**What is required**.
Using the data below, determine the number of lines that include the string "finger". Write only that number.
══════════════════════════════
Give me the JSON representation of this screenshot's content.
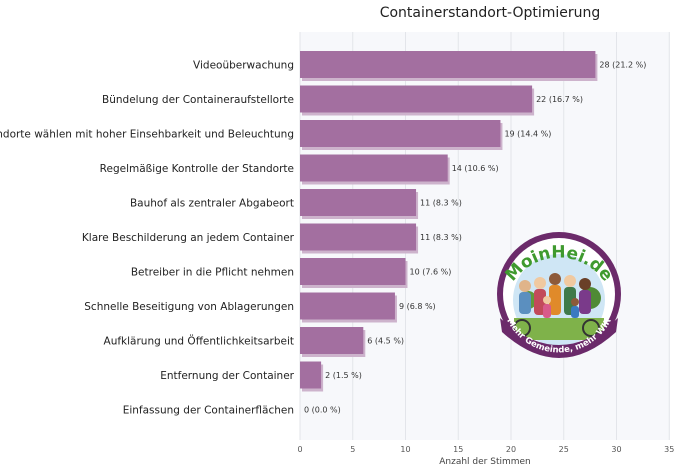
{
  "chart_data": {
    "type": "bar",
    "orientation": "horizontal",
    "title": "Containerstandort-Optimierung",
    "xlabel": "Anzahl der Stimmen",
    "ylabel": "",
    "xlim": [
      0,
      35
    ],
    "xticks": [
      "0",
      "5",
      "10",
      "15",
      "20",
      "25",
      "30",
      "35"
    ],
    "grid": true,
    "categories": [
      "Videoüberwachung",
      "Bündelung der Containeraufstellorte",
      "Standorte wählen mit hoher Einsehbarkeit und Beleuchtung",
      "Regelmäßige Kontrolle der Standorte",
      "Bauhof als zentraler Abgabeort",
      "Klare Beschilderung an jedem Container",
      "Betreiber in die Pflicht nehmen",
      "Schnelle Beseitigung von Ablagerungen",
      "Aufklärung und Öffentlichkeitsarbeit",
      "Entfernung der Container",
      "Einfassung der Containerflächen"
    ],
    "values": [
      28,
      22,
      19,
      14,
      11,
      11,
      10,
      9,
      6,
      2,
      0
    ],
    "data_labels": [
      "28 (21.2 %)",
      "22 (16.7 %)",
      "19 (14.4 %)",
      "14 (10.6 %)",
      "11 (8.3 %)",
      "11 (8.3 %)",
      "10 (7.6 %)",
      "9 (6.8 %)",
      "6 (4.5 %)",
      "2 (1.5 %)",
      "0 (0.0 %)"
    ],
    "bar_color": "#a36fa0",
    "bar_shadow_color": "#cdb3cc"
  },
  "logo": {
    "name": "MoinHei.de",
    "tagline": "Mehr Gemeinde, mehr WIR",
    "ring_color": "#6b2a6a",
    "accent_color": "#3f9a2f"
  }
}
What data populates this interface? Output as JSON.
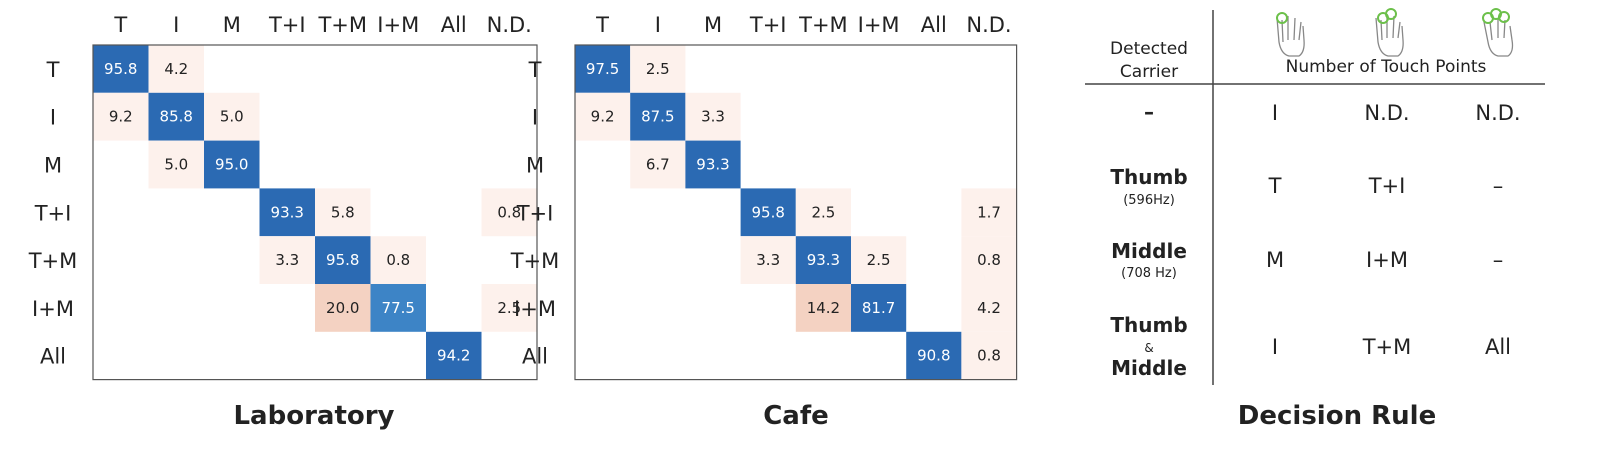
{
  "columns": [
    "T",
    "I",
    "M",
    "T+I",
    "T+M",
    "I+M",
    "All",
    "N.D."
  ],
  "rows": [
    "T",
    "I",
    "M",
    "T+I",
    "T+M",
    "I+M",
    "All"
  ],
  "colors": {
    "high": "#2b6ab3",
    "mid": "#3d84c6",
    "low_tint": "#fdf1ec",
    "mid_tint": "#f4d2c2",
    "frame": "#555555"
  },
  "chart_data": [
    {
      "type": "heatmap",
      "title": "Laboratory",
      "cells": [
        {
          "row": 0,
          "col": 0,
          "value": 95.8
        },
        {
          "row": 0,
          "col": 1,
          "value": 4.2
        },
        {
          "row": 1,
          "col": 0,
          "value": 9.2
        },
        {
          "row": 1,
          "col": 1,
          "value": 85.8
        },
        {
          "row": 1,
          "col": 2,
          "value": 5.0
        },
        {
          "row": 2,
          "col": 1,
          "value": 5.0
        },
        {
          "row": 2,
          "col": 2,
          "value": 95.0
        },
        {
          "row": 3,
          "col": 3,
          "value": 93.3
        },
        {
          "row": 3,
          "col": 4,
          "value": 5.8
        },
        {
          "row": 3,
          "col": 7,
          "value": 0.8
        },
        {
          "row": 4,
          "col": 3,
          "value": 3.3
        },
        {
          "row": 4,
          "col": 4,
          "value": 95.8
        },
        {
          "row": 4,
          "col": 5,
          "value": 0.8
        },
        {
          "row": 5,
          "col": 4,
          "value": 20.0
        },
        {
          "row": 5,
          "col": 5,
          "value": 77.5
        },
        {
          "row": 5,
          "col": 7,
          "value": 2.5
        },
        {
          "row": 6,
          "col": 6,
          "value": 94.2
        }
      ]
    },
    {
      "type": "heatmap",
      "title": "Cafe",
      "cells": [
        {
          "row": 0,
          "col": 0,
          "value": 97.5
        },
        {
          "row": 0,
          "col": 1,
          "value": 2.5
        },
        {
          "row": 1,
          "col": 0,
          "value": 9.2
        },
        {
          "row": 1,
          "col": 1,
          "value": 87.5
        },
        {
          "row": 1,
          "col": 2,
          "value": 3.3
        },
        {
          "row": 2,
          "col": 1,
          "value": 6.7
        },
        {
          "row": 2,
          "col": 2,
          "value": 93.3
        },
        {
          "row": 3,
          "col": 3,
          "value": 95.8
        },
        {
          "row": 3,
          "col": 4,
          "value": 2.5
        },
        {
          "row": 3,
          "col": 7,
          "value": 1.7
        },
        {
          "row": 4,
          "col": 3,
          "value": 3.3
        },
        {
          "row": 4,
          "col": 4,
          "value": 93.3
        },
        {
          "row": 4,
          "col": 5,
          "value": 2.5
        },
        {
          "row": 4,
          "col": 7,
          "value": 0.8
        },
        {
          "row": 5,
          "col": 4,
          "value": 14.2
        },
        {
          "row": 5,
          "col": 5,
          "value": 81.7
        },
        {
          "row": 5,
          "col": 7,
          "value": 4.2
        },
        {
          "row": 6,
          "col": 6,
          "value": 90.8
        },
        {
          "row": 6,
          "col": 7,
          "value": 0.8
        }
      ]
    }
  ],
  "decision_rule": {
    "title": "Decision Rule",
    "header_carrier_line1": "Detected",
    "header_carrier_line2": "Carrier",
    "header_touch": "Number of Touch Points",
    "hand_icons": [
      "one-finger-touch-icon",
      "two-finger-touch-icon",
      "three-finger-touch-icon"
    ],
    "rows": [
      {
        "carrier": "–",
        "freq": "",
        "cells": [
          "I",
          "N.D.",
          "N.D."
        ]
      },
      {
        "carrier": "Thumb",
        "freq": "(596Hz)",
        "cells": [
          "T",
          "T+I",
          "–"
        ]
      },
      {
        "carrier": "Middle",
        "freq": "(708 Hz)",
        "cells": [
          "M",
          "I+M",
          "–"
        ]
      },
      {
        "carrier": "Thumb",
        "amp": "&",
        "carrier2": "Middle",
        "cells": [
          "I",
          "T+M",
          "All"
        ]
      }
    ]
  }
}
══════════════════════════════
**Complete output**.
3